[Extracts from a graphics dataset]
+++++

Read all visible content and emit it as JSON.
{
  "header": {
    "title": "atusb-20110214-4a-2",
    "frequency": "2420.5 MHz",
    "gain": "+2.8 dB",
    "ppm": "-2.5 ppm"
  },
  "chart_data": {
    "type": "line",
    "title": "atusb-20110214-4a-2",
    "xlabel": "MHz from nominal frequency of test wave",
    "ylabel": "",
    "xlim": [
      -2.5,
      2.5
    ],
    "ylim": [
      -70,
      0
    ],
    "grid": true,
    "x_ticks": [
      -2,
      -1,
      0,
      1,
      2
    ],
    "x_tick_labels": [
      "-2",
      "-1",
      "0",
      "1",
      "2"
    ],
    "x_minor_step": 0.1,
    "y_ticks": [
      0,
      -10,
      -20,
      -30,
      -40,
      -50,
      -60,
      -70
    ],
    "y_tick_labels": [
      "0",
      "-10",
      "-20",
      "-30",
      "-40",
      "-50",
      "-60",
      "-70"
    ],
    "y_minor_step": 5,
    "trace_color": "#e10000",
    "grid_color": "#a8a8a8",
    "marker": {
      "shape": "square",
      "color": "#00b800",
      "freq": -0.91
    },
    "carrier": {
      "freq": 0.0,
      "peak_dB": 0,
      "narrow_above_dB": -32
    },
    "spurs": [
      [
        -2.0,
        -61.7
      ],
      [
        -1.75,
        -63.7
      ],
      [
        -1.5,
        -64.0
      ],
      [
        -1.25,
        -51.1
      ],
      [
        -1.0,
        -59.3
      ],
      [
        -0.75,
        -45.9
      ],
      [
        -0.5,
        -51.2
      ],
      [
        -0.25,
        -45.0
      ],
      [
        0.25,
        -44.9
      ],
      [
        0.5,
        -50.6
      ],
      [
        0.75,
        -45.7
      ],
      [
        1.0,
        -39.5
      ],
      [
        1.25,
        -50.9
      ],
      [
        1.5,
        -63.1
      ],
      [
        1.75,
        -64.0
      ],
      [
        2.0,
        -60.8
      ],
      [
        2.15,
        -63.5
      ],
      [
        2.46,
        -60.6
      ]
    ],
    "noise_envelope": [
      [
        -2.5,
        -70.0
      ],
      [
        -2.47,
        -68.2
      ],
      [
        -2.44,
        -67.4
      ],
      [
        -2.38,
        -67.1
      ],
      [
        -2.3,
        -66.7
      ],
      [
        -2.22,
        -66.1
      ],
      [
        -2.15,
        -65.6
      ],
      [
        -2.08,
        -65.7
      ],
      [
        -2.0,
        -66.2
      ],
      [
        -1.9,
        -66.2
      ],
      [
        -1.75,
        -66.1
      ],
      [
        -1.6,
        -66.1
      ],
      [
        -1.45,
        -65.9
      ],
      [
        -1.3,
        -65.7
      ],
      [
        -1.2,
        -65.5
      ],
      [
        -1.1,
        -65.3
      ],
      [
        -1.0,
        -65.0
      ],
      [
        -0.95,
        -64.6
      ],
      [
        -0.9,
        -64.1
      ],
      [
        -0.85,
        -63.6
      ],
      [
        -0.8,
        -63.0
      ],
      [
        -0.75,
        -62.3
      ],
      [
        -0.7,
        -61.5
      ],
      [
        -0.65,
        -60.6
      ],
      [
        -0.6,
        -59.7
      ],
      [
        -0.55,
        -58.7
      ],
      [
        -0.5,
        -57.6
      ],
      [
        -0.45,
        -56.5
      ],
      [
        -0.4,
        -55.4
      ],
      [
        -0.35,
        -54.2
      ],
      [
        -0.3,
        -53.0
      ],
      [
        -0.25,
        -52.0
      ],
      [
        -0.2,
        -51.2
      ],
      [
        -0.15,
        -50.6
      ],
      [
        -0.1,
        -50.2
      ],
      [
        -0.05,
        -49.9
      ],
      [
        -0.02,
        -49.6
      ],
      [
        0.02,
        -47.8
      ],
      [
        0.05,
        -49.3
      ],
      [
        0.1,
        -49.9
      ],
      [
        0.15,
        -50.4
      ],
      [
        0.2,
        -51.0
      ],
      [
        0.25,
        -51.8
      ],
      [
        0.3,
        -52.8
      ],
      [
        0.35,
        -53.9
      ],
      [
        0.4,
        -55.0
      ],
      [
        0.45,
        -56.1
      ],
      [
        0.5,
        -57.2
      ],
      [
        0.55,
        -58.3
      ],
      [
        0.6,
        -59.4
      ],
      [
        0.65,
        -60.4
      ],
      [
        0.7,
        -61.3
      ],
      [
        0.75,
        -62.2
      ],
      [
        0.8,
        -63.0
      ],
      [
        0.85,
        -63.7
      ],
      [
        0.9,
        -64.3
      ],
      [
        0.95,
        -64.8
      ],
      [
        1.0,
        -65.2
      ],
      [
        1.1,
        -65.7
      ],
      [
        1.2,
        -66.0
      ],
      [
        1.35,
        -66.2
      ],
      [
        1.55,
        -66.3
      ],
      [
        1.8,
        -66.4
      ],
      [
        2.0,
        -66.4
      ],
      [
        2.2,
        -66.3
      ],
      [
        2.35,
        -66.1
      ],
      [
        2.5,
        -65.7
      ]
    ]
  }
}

+++++

[What you are asked to do]:
Every line above should be written out again exactly as it stands.

[Finished task]:
Read all visible content and emit it as JSON.
{
  "header": {
    "title": "atusb-20110214-4a-2",
    "frequency": "2420.5 MHz",
    "gain": "+2.8 dB",
    "ppm": "-2.5 ppm"
  },
  "chart_data": {
    "type": "line",
    "title": "atusb-20110214-4a-2",
    "xlabel": "MHz from nominal frequency of test wave",
    "ylabel": "",
    "xlim": [
      -2.5,
      2.5
    ],
    "ylim": [
      -70,
      0
    ],
    "grid": true,
    "x_ticks": [
      -2,
      -1,
      0,
      1,
      2
    ],
    "x_tick_labels": [
      "-2",
      "-1",
      "0",
      "1",
      "2"
    ],
    "x_minor_step": 0.1,
    "y_ticks": [
      0,
      -10,
      -20,
      -30,
      -40,
      -50,
      -60,
      -70
    ],
    "y_tick_labels": [
      "0",
      "-10",
      "-20",
      "-30",
      "-40",
      "-50",
      "-60",
      "-70"
    ],
    "y_minor_step": 5,
    "trace_color": "#e10000",
    "grid_color": "#a8a8a8",
    "marker": {
      "shape": "square",
      "color": "#00b800",
      "freq": -0.91
    },
    "carrier": {
      "freq": 0.0,
      "peak_dB": 0,
      "narrow_above_dB": -32
    },
    "spurs": [
      [
        -2.0,
        -61.7
      ],
      [
        -1.75,
        -63.7
      ],
      [
        -1.5,
        -64.0
      ],
      [
        -1.25,
        -51.1
      ],
      [
        -1.0,
        -59.3
      ],
      [
        -0.75,
        -45.9
      ],
      [
        -0.5,
        -51.2
      ],
      [
        -0.25,
        -45.0
      ],
      [
        0.25,
        -44.9
      ],
      [
        0.5,
        -50.6
      ],
      [
        0.75,
        -45.7
      ],
      [
        1.0,
        -39.5
      ],
      [
        1.25,
        -50.9
      ],
      [
        1.5,
        -63.1
      ],
      [
        1.75,
        -64.0
      ],
      [
        2.0,
        -60.8
      ],
      [
        2.15,
        -63.5
      ],
      [
        2.46,
        -60.6
      ]
    ],
    "noise_envelope": [
      [
        -2.5,
        -70.0
      ],
      [
        -2.47,
        -68.2
      ],
      [
        -2.44,
        -67.4
      ],
      [
        -2.38,
        -67.1
      ],
      [
        -2.3,
        -66.7
      ],
      [
        -2.22,
        -66.1
      ],
      [
        -2.15,
        -65.6
      ],
      [
        -2.08,
        -65.7
      ],
      [
        -2.0,
        -66.2
      ],
      [
        -1.9,
        -66.2
      ],
      [
        -1.75,
        -66.1
      ],
      [
        -1.6,
        -66.1
      ],
      [
        -1.45,
        -65.9
      ],
      [
        -1.3,
        -65.7
      ],
      [
        -1.2,
        -65.5
      ],
      [
        -1.1,
        -65.3
      ],
      [
        -1.0,
        -65.0
      ],
      [
        -0.95,
        -64.6
      ],
      [
        -0.9,
        -64.1
      ],
      [
        -0.85,
        -63.6
      ],
      [
        -0.8,
        -63.0
      ],
      [
        -0.75,
        -62.3
      ],
      [
        -0.7,
        -61.5
      ],
      [
        -0.65,
        -60.6
      ],
      [
        -0.6,
        -59.7
      ],
      [
        -0.55,
        -58.7
      ],
      [
        -0.5,
        -57.6
      ],
      [
        -0.45,
        -56.5
      ],
      [
        -0.4,
        -55.4
      ],
      [
        -0.35,
        -54.2
      ],
      [
        -0.3,
        -53.0
      ],
      [
        -0.25,
        -52.0
      ],
      [
        -0.2,
        -51.2
      ],
      [
        -0.15,
        -50.6
      ],
      [
        -0.1,
        -50.2
      ],
      [
        -0.05,
        -49.9
      ],
      [
        -0.02,
        -49.6
      ],
      [
        0.02,
        -47.8
      ],
      [
        0.05,
        -49.3
      ],
      [
        0.1,
        -49.9
      ],
      [
        0.15,
        -50.4
      ],
      [
        0.2,
        -51.0
      ],
      [
        0.25,
        -51.8
      ],
      [
        0.3,
        -52.8
      ],
      [
        0.35,
        -53.9
      ],
      [
        0.4,
        -55.0
      ],
      [
        0.45,
        -56.1
      ],
      [
        0.5,
        -57.2
      ],
      [
        0.55,
        -58.3
      ],
      [
        0.6,
        -59.4
      ],
      [
        0.65,
        -60.4
      ],
      [
        0.7,
        -61.3
      ],
      [
        0.75,
        -62.2
      ],
      [
        0.8,
        -63.0
      ],
      [
        0.85,
        -63.7
      ],
      [
        0.9,
        -64.3
      ],
      [
        0.95,
        -64.8
      ],
      [
        1.0,
        -65.2
      ],
      [
        1.1,
        -65.7
      ],
      [
        1.2,
        -66.0
      ],
      [
        1.35,
        -66.2
      ],
      [
        1.55,
        -66.3
      ],
      [
        1.8,
        -66.4
      ],
      [
        2.0,
        -66.4
      ],
      [
        2.2,
        -66.3
      ],
      [
        2.35,
        -66.1
      ],
      [
        2.5,
        -65.7
      ]
    ]
  }
}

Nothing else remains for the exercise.